• Dataset records:
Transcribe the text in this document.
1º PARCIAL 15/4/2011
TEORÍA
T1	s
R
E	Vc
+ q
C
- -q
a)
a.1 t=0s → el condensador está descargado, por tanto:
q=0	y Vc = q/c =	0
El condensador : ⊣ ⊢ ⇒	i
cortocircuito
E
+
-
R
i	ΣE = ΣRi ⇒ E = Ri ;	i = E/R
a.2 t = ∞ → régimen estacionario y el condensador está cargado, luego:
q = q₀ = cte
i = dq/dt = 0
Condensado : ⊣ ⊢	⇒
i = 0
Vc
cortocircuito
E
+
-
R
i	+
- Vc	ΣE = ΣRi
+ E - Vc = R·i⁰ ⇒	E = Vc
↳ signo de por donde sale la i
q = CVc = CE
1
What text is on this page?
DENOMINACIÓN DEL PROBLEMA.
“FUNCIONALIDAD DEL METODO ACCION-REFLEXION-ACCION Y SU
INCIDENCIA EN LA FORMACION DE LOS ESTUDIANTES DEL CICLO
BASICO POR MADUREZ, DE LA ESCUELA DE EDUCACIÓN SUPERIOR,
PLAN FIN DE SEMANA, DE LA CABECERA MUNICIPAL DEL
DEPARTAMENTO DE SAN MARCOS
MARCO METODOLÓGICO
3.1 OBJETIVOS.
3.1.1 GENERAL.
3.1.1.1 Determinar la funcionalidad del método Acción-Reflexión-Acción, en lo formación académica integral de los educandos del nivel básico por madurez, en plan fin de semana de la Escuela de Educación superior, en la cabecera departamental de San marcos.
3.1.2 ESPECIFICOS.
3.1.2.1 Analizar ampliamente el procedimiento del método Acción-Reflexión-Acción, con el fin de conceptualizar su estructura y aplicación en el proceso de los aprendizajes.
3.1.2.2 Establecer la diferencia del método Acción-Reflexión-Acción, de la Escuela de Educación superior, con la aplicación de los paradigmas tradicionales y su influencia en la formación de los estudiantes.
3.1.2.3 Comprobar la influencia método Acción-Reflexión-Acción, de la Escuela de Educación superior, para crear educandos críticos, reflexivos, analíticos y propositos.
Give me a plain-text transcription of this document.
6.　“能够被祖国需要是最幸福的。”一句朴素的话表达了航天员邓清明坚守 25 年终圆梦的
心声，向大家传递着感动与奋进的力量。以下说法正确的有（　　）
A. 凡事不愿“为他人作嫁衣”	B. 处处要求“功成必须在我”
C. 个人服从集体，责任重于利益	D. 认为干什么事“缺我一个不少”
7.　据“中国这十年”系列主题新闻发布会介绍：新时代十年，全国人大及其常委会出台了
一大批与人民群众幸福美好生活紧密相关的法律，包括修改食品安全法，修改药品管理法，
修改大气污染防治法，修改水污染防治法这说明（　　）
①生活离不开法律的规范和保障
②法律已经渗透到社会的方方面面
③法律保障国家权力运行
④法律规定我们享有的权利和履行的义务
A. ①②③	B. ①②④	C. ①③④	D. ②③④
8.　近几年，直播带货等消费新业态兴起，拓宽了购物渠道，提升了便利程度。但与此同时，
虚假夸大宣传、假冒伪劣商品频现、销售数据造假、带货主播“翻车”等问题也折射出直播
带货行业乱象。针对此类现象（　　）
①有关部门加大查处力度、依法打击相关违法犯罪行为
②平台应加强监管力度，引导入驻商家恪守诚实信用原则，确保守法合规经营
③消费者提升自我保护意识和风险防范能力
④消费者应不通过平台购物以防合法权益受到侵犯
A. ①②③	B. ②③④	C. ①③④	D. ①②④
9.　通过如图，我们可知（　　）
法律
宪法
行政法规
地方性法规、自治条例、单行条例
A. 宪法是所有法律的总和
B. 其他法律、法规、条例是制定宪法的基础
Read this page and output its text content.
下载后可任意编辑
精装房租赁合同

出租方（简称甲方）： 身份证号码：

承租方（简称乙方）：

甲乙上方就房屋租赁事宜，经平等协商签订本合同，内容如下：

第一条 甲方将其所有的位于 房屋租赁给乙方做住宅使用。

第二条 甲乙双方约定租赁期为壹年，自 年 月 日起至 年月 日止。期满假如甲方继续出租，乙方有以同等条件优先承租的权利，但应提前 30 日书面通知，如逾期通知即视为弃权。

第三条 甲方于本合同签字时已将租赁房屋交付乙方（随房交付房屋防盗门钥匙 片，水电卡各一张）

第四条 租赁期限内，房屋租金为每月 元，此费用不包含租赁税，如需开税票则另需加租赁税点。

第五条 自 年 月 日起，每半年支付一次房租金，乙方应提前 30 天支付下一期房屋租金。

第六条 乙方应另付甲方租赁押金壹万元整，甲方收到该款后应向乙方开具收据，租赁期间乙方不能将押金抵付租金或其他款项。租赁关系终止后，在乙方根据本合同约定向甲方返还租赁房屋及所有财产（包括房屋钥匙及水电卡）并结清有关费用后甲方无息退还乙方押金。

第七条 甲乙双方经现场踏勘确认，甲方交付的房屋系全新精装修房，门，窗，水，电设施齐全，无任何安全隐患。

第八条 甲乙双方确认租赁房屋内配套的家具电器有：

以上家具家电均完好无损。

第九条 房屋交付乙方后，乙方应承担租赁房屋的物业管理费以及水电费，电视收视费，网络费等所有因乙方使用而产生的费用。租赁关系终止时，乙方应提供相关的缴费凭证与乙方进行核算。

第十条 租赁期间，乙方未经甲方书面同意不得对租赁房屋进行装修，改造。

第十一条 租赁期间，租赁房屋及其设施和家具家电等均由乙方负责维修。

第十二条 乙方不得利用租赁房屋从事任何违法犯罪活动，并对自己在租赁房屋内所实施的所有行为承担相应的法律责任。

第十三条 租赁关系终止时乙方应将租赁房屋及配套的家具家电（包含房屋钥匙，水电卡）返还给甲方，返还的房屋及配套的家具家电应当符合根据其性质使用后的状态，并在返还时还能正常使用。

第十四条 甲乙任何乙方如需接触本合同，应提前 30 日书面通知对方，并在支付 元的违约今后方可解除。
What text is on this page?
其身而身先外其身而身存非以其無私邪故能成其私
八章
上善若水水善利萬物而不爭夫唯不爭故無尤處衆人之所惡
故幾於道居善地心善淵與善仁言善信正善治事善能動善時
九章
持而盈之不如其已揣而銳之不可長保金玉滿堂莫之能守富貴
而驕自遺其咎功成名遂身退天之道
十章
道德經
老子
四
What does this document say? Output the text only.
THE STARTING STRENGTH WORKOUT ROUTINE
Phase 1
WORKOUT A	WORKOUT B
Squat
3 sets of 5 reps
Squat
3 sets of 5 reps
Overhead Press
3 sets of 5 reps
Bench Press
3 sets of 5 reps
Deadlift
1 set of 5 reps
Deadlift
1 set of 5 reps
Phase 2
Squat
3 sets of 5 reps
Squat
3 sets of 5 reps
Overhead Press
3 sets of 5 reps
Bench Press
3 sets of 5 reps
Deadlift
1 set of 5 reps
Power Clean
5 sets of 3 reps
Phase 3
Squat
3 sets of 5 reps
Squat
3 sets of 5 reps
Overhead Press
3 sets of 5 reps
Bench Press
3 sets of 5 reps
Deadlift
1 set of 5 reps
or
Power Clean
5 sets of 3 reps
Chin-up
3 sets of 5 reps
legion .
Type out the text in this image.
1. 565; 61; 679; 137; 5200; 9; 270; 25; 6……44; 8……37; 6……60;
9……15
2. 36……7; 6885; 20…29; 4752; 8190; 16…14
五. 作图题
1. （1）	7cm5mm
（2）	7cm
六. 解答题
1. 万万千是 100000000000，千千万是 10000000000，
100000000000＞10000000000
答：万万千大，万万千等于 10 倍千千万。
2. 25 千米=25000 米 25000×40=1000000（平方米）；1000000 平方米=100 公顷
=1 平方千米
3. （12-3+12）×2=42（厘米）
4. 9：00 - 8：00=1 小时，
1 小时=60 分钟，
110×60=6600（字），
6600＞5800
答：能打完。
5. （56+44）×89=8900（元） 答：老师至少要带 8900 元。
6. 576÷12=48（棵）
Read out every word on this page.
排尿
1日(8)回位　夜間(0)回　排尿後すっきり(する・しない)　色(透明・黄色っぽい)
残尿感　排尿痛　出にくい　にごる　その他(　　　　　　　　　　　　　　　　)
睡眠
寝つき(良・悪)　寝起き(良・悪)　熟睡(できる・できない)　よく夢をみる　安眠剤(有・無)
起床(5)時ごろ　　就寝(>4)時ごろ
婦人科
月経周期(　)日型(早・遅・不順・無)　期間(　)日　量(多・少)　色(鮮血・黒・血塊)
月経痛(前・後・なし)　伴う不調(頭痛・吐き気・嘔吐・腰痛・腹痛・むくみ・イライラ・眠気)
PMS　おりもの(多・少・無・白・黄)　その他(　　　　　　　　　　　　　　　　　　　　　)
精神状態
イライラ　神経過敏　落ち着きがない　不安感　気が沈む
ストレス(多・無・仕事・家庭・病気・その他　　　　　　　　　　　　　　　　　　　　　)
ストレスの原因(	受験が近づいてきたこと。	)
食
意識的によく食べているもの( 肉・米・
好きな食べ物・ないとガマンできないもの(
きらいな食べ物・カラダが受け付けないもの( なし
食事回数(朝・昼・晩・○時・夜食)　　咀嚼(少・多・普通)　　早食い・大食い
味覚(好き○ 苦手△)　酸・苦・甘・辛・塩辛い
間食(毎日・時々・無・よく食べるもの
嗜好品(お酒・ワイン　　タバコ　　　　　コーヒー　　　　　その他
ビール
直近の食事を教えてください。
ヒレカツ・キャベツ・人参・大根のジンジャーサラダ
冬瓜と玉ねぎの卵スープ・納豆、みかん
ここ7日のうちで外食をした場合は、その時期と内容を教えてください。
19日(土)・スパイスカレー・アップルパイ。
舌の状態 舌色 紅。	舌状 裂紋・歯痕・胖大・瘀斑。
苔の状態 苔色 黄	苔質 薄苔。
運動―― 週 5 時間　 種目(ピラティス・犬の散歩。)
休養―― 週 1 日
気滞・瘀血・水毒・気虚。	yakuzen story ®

• REQUIRED WORK:
Point out every line holding the string "educandos" and copy it.

• SOLUTION TO THE PROBLEM:
3.1.1.1 Determinar la funcionalidad del método Acción-Reflexión-Acción, en lo formación académica integral de los educandos del nivel básico por madurez, en plan fin de semana de la Escuela de Educación superior, en la cabecera departamental de San marcos.
3.1.2.3 Comprobar la influencia método Acción-Reflexión-Acción, de la Escuela de Educación superior, para crear educandos críticos, reflexivos, analíticos y propositos.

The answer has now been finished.